## Job
Please gather every line of the items below that contains the string "symbol", matching case exactly.

— BEGIN Recorded information —

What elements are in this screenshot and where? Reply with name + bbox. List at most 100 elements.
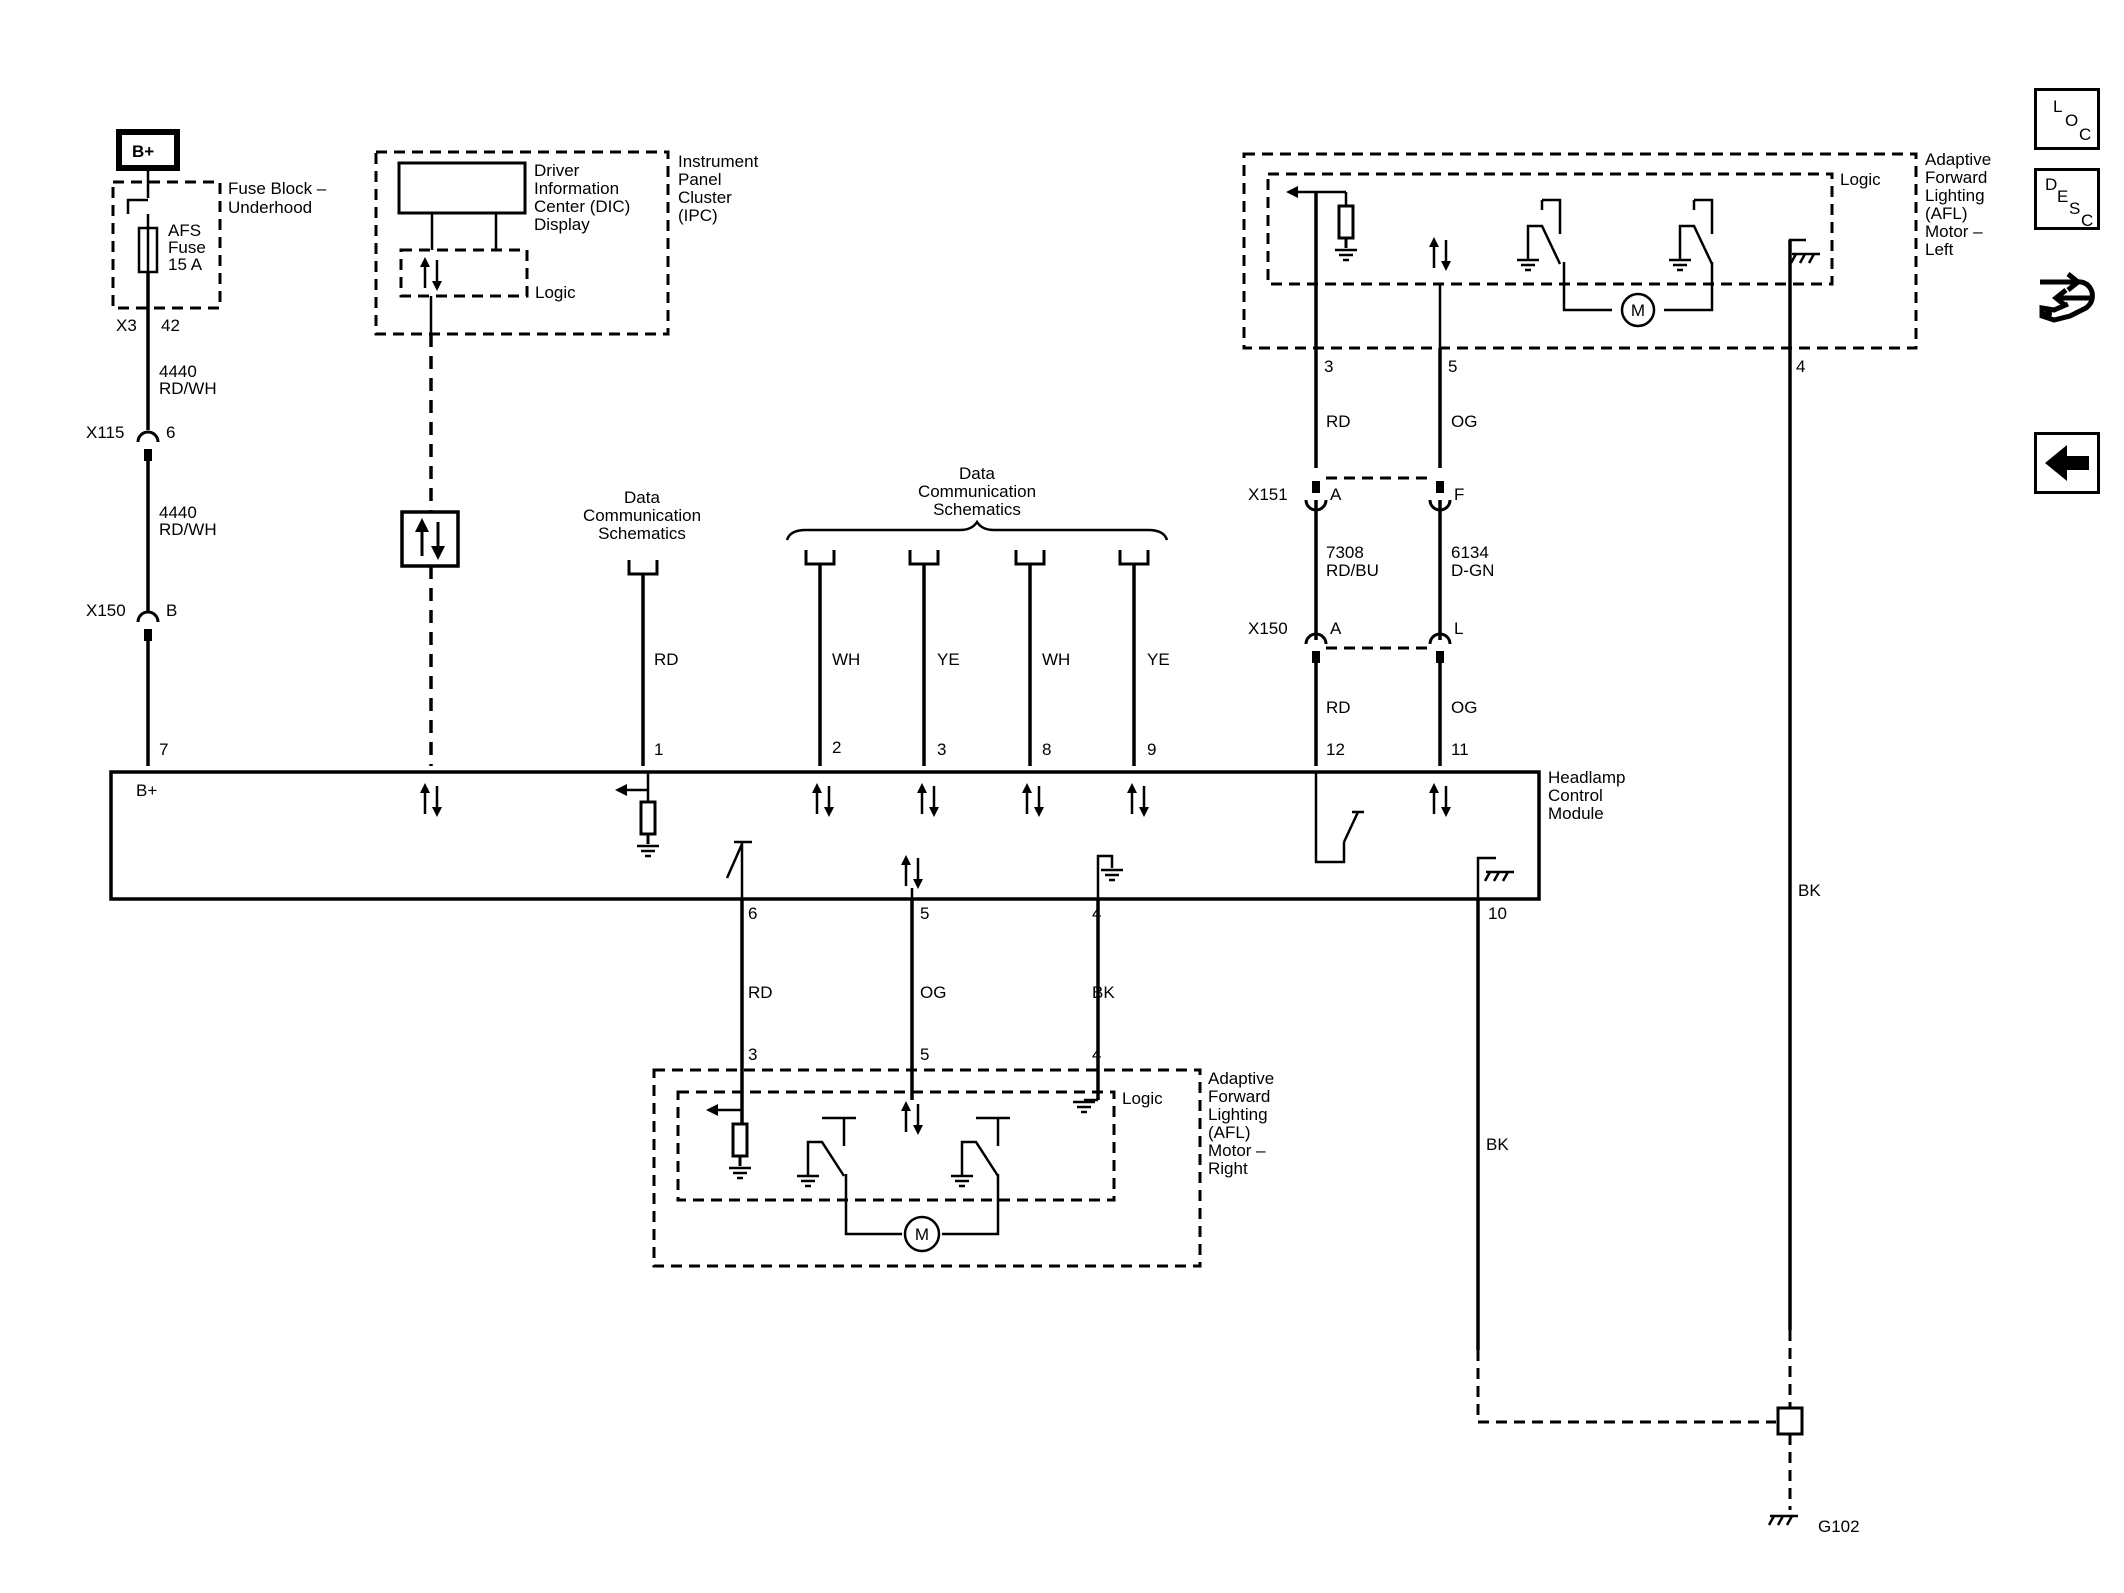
ipc-logic-outline: [399, 248, 529, 298]
afl-right-pin-3: 3: [748, 1045, 757, 1064]
hcm-pin-7: 7: [159, 740, 168, 759]
wire-rd-pin-3-left: RD: [1326, 412, 1351, 431]
x151-pin-a: A: [1330, 485, 1342, 504]
ipc-serial-data-line: [400, 334, 460, 766]
afl-right-pin-4: 4: [1092, 1045, 1101, 1064]
dic-label-4: Display: [534, 215, 590, 234]
wire-rd-pin-1: RD: [654, 650, 679, 669]
x115-label: X115: [86, 423, 124, 442]
afl-right-logic-outline: [676, 1090, 1116, 1202]
feed-circuit-1: 4440: [159, 362, 197, 381]
location-button[interactable]: L O C: [2034, 88, 2100, 150]
hcm-pin-5: 5: [920, 904, 929, 923]
afl-left-name-6: Left: [1925, 240, 1954, 259]
afl-motor-right: Logic Adaptive Forward Lighting (AFL) Mo…: [652, 1045, 1274, 1268]
afl-right-data-arrows: [899, 1099, 925, 1137]
wire-bk-pin-4: BK: [1092, 983, 1115, 1002]
feed-color-2: RD/WH: [159, 520, 217, 539]
x150-pin-a: A: [1330, 619, 1342, 638]
x115-pin: 6: [166, 423, 175, 442]
afl-left-logic-outline: [1266, 172, 1834, 286]
hcm-pin-4: 4: [1092, 904, 1101, 923]
bplus-feed-circuit: 4440 RD/WH X115 6 4440 RD/WH X150 B 7: [86, 308, 217, 766]
dic-display: [397, 161, 527, 215]
hcm-ground-circuit: 10 BK: [1476, 899, 1776, 1424]
description-button[interactable]: D E S C: [2034, 168, 2100, 230]
loc-letter-l: L: [2053, 97, 2063, 116]
desc-letter-s: S: [2069, 199, 2081, 218]
afl-left-pullup-resistor: [1335, 206, 1357, 260]
ipc-name: Instrument: [678, 152, 759, 171]
data-comm-2-line-3: Schematics: [933, 500, 1021, 519]
afl-right-motor-label: M: [915, 1225, 929, 1244]
fuse-rating: 15 A: [168, 255, 203, 274]
fuse-label-2: Fuse: [168, 238, 206, 257]
desc-letter-d: D: [2045, 175, 2058, 194]
x115-connector: [136, 430, 160, 463]
ground-splice: [1776, 1406, 1804, 1436]
x150-pin: B: [166, 601, 177, 620]
x150-connector: [136, 610, 160, 643]
fuse-block-name-2: Underhood: [228, 198, 312, 217]
x151-pin-f: F: [1454, 485, 1464, 504]
data-communication-ref-1: Data Communication Schematics RD 1: [583, 488, 701, 766]
afl-right-name-3: Lighting: [1208, 1105, 1268, 1124]
fuse-block-underhood: B+ Fuse Block – Underhood AFS Fuse 15 A …: [111, 129, 327, 335]
afl-right-logic-label: Logic: [1122, 1089, 1163, 1108]
wire-og-pin-11: OG: [1451, 698, 1477, 717]
afl-left-name-4: (AFL): [1925, 204, 1968, 223]
wire-og-pin-5-left: OG: [1451, 412, 1477, 431]
fuse-label: AFS: [168, 221, 201, 240]
hcm-pin-9: 9: [1147, 740, 1156, 759]
arrow-left-icon: [2045, 445, 2089, 481]
x150-label-2: X150: [1248, 619, 1288, 638]
afl-left-circuits: RD OG X151 A F 7308 RD/BU 6134 D-GN X150…: [1248, 348, 1494, 766]
wire-wh-pin-2: WH: [832, 650, 860, 669]
desc-letter-e: E: [2057, 187, 2069, 206]
data-comm-brace: [785, 519, 1169, 541]
data-comm-2-line-1: Data: [959, 464, 995, 483]
hcm-name-3: Module: [1548, 804, 1604, 823]
afl-left-data-arrows: [1427, 235, 1453, 273]
ipc-data-arrows: [418, 255, 444, 293]
hcm-pin-10: 10: [1488, 904, 1507, 923]
dic-label-2: Information: [534, 179, 619, 198]
hcm-name: Headlamp: [1548, 768, 1626, 787]
afl-right-outline: [652, 1068, 1202, 1268]
desc-letter-c: C: [2081, 211, 2094, 230]
headlamp-control-module: Headlamp Control Module B+: [109, 768, 1626, 901]
wrench-arrows-icon: [2039, 272, 2095, 323]
afl-left-pin-4: 4: [1796, 357, 1805, 376]
feed-circuit-2: 4440: [159, 503, 197, 522]
loc-letter-o: O: [2065, 111, 2079, 130]
afl-right-name-5: Motor –: [1208, 1141, 1266, 1160]
wire-wh-pin-8: WH: [1042, 650, 1070, 669]
afl-right-name-6: Right: [1208, 1159, 1248, 1178]
repair-procedures-button[interactable]: [2034, 262, 2100, 328]
hcm-pin-1: 1: [654, 740, 663, 759]
afl-right-name: Adaptive: [1208, 1069, 1274, 1088]
x150-pin-l: L: [1454, 619, 1463, 638]
ipc-name-2: Panel: [678, 170, 721, 189]
fuse-block-name: Fuse Block –: [228, 179, 327, 198]
x150-label: X150: [86, 601, 126, 620]
serial-data-symbol: [400, 510, 460, 568]
afl-left-name: Adaptive: [1925, 150, 1991, 169]
bplus-label: B+: [132, 142, 154, 161]
x151-label: X151: [1248, 485, 1288, 504]
afl-left-ground-circuit: BK G102: [1767, 348, 1860, 1536]
hcm-bplus: B+: [136, 781, 157, 800]
wire-rd-pin-12: RD: [1326, 698, 1351, 717]
loc-letter-c: C: [2079, 125, 2092, 144]
wire-ye-pin-3: YE: [937, 650, 960, 669]
circuit-7308-color: RD/BU: [1326, 561, 1379, 580]
feed-color-1: RD/WH: [159, 379, 217, 398]
afl-right-name-4: (AFL): [1208, 1123, 1251, 1142]
afl-left-name-3: Lighting: [1925, 186, 1985, 205]
g102-ground-symbol: [1767, 1514, 1800, 1527]
afl-left-name-2: Forward: [1925, 168, 1987, 187]
afl-right-pin-5: 5: [920, 1045, 929, 1064]
back-button[interactable]: [2034, 432, 2100, 494]
wire-bk-pin-10: BK: [1486, 1135, 1509, 1154]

— END Recorded information —

## Written response
serial-data-symbol: [400, 510, 460, 568]
g102-ground-symbol: [1767, 1514, 1800, 1527]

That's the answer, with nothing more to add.